━━ TASK INPUT ━━
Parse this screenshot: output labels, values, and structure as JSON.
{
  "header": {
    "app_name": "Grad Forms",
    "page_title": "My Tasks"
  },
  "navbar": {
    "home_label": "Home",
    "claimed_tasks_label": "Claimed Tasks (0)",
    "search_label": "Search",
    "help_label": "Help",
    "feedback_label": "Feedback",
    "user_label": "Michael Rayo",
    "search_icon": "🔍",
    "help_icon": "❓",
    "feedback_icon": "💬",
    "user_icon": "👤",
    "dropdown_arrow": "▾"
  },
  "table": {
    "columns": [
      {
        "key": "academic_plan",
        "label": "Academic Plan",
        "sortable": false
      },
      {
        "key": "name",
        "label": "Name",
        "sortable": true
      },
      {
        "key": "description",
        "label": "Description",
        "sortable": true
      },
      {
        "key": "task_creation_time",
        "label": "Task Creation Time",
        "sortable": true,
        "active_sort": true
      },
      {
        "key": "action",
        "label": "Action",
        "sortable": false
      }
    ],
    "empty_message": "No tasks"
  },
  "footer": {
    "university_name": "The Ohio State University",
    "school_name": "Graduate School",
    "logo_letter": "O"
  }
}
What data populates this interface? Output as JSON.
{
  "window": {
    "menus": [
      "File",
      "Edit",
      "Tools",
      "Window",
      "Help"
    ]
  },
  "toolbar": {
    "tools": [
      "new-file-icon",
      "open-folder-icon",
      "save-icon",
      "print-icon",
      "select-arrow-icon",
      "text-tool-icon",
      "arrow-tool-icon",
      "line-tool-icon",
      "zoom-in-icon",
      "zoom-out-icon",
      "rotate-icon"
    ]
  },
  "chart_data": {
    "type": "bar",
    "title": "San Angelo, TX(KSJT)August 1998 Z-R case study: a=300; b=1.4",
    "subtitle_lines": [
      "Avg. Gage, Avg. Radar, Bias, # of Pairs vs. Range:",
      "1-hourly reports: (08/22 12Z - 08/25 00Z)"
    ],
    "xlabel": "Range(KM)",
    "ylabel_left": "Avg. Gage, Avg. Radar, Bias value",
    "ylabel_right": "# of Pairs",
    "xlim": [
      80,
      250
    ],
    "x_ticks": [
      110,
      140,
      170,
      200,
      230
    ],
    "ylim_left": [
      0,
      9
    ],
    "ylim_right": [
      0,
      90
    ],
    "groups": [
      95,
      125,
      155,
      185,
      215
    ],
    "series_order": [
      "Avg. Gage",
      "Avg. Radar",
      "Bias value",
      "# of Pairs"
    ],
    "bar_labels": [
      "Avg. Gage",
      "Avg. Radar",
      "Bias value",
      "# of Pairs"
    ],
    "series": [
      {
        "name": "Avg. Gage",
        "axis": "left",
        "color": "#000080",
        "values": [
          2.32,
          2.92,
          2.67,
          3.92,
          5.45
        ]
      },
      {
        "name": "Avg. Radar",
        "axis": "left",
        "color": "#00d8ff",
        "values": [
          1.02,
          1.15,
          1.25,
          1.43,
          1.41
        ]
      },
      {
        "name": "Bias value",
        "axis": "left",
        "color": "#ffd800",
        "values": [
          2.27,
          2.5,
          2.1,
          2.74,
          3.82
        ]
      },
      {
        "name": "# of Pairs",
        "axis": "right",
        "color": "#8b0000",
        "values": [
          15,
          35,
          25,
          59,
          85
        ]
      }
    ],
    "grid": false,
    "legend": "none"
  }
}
━━━
Transcribe every record above exactly as it appears.

**OUTPUT BELOW:**
Parse this screenshot: output labels, values, and structure as JSON.
{
  "header": {
    "app_name": "Grad Forms",
    "page_title": "My Tasks"
  },
  "navbar": {
    "home_label": "Home",
    "claimed_tasks_label": "Claimed Tasks (0)",
    "search_label": "Search",
    "help_label": "Help",
    "feedback_label": "Feedback",
    "user_label": "Michael Rayo",
    "search_icon": "🔍",
    "help_icon": "❓",
    "feedback_icon": "💬",
    "user_icon": "👤",
    "dropdown_arrow": "▾"
  },
  "table": {
    "columns": [
      {
        "key": "academic_plan",
        "label": "Academic Plan",
        "sortable": false
      },
      {
        "key": "name",
        "label": "Name",
        "sortable": true
      },
      {
        "key": "description",
        "label": "Description",
        "sortable": true
      },
      {
        "key": "task_creation_time",
        "label": "Task Creation Time",
        "sortable": true,
        "active_sort": true
      },
      {
        "key": "action",
        "label": "Action",
        "sortable": false
      }
    ],
    "empty_message": "No tasks"
  },
  "footer": {
    "university_name": "The Ohio State University",
    "school_name": "Graduate School",
    "logo_letter": "O"
  }
}
What data populates this interface? Output as JSON.
{
  "window": {
    "menus": [
      "File",
      "Edit",
      "Tools",
      "Window",
      "Help"
    ]
  },
  "toolbar": {
    "tools": [
      "new-file-icon",
      "open-folder-icon",
      "save-icon",
      "print-icon",
      "select-arrow-icon",
      "text-tool-icon",
      "arrow-tool-icon",
      "line-tool-icon",
      "zoom-in-icon",
      "zoom-out-icon",
      "rotate-icon"
    ]
  },
  "chart_data": {
    "type": "bar",
    "title": "San Angelo, TX(KSJT)August 1998 Z-R case study: a=300; b=1.4",
    "subtitle_lines": [
      "Avg. Gage, Avg. Radar, Bias, # of Pairs vs. Range:",
      "1-hourly reports: (08/22 12Z - 08/25 00Z)"
    ],
    "xlabel": "Range(KM)",
    "ylabel_left": "Avg. Gage, Avg. Radar, Bias value",
    "ylabel_right": "# of Pairs",
    "xlim": [
      80,
      250
    ],
    "x_ticks": [
      110,
      140,
      170,
      200,
      230
    ],
    "ylim_left": [
      0,
      9
    ],
    "ylim_right": [
      0,
      90
    ],
    "groups": [
      95,
      125,
      155,
      185,
      215
    ],
    "series_order": [
      "Avg. Gage",
      "Avg. Radar",
      "Bias value",
      "# of Pairs"
    ],
    "bar_labels": [
      "Avg. Gage",
      "Avg. Radar",
      "Bias value",
      "# of Pairs"
    ],
    "series": [
      {
        "name": "Avg. Gage",
        "axis": "left",
        "color": "#000080",
        "values": [
          2.32,
          2.92,
          2.67,
          3.92,
          5.45
        ]
      },
      {
        "name": "Avg. Radar",
        "axis": "left",
        "color": "#00d8ff",
        "values": [
          1.02,
          1.15,
          1.25,
          1.43,
          1.41
        ]
      },
      {
        "name": "Bias value",
        "axis": "left",
        "color": "#ffd800",
        "values": [
          2.27,
          2.5,
          2.1,
          2.74,
          3.82
        ]
      },
      {
        "name": "# of Pairs",
        "axis": "right",
        "color": "#8b0000",
        "values": [
          15,
          35,
          25,
          59,
          85
        ]
      }
    ],
    "grid": false,
    "legend": "none"
  }
}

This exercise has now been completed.